Leaving out the pictures, retype all the material exactly.

***** DATA FOR THIS TASK *****

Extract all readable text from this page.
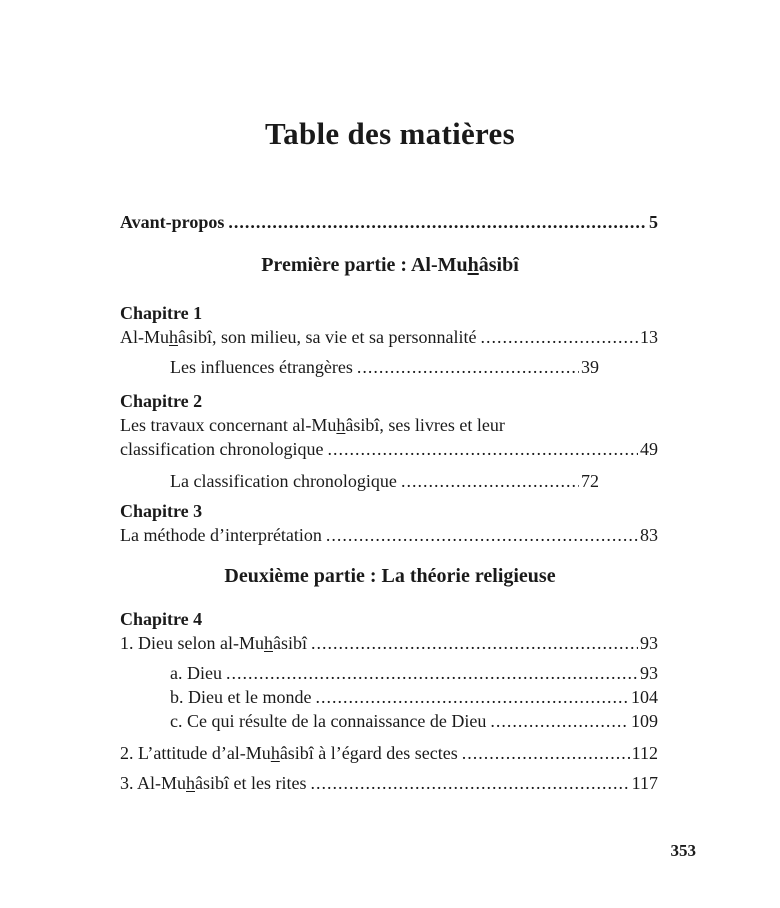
Table des matières
Avant-propos .....	5
Première partie : Al-Muhâsibî
Chapitre 1
Al-Muhâsibî, son milieu, sa vie et sa personnalité .....	13
Les influences étrangères .....	39
Chapitre 2
Les travaux concernant al-Muhâsibî, ses livres et leur
classification chronologique .....	49
La classification chronologique .....	72
Chapitre 3
La méthode d’interprétation .....	83
Deuxième partie : La théorie religieuse
Chapitre 4
1. Dieu selon al-Muhâsibî .....	93
a. Dieu .....	93
b. Dieu et le monde .....	104
c. Ce qui résulte de la connaissance de Dieu .....	109
2. L’attitude d’al-Muhâsibî à l’égard des sectes .....	112
3. Al-Muhâsibî et les rites .....	117
353
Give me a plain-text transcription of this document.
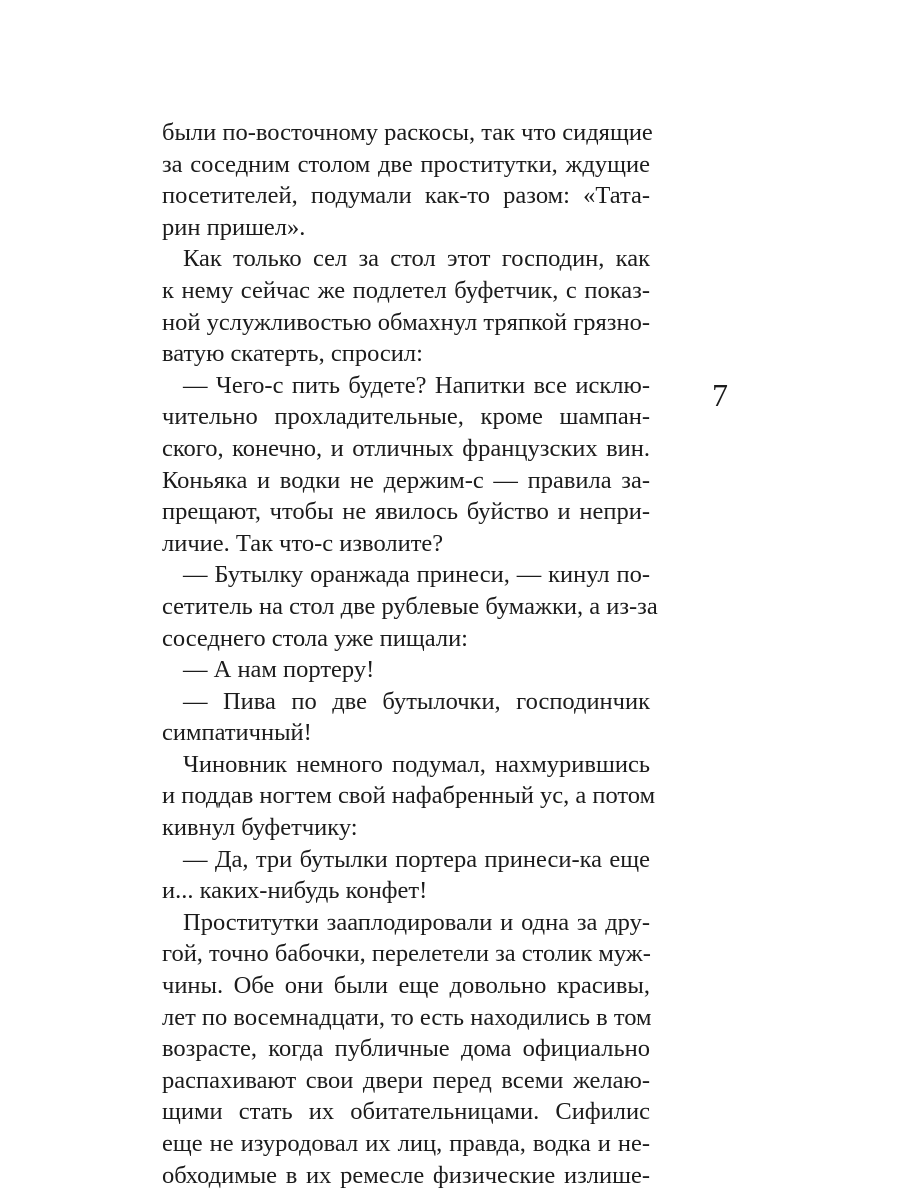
были по-восточному раскосы, так что сидящие
за соседним столом две проститутки, ждущие
посетителей, подумали как-то разом: «Тата-
рин пришел».
Как только сел за стол этот господин, как
к нему сейчас же подлетел буфетчик, с показ-
ной услужливостью обмахнул тряпкой грязно-
ватую скатерть, спросил:
— Чего-с пить будете? Напитки все исклю-
чительно прохладительные, кроме шампан-
ского, конечно, и отличных французских вин.
Коньяка и водки не держим-с — правила за-
прещают, чтобы не явилось буйство и непри-
личие. Так что-с изволите?
— Бутылку оранжада принеси, — кинул по-
сетитель на стол две рублевые бумажки, а из-за
соседнего стола уже пищали:
— А нам портеру!
— Пива по две бутылочки, господинчик
симпатичный!
Чиновник немного подумал, нахмурившись
и поддав ногтем свой нафабренный ус, а потом
кивнул буфетчику:
— Да, три бутылки портера принеси-ка еще
и... каких-нибудь конфет!
Проститутки зааплодировали и одна за дру-
гой, точно бабочки, перелетели за столик муж-
чины. Обе они были еще довольно красивы,
лет по восемнадцати, то есть находились в том
возрасте, когда публичные дома официально
распахивают свои двери перед всеми желаю-
щими стать их обитательницами. Сифилис
еще не изуродовал их лиц, правда, водка и не-
обходимые в их ремесле физические излише-
7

*****

* THE REPLY *
Extract all readable text from this page.
Table des matières
Avant-propos .....	5
Première partie : Al-Muhâsibî
Chapitre 1
Al-Muhâsibî, son milieu, sa vie et sa personnalité .....	13
Les influences étrangères .....	39
Chapitre 2
Les travaux concernant al-Muhâsibî, ses livres et leur
classification chronologique .....	49
La classification chronologique .....	72
Chapitre 3
La méthode d’interprétation .....	83
Deuxième partie : La théorie religieuse
Chapitre 4
1. Dieu selon al-Muhâsibî .....	93
a. Dieu .....	93
b. Dieu et le monde .....	104
c. Ce qui résulte de la connaissance de Dieu .....	109
2. L’attitude d’al-Muhâsibî à l’égard des sectes .....	112
3. Al-Muhâsibî et les rites .....	117
353
Give me a plain-text transcription of this document.
были по-восточному раскосы, так что сидящие
за соседним столом две проститутки, ждущие
посетителей, подумали как-то разом: «Тата-
рин пришел».
Как только сел за стол этот господин, как
к нему сейчас же подлетел буфетчик, с показ-
ной услужливостью обмахнул тряпкой грязно-
ватую скатерть, спросил:
— Чего-с пить будете? Напитки все исклю-
чительно прохладительные, кроме шампан-
ского, конечно, и отличных французских вин.
Коньяка и водки не держим-с — правила за-
прещают, чтобы не явилось буйство и непри-
личие. Так что-с изволите?
— Бутылку оранжада принеси, — кинул по-
сетитель на стол две рублевые бумажки, а из-за
соседнего стола уже пищали:
— А нам портеру!
— Пива по две бутылочки, господинчик
симпатичный!
Чиновник немного подумал, нахмурившись
и поддав ногтем свой нафабренный ус, а потом
кивнул буфетчику:
— Да, три бутылки портера принеси-ка еще
и... каких-нибудь конфет!
Проститутки зааплодировали и одна за дру-
гой, точно бабочки, перелетели за столик муж-
чины. Обе они были еще довольно красивы,
лет по восемнадцати, то есть находились в том
возрасте, когда публичные дома официально
распахивают свои двери перед всеми желаю-
щими стать их обитательницами. Сифилис
еще не изуродовал их лиц, правда, водка и не-
обходимые в их ремесле физические излише-
7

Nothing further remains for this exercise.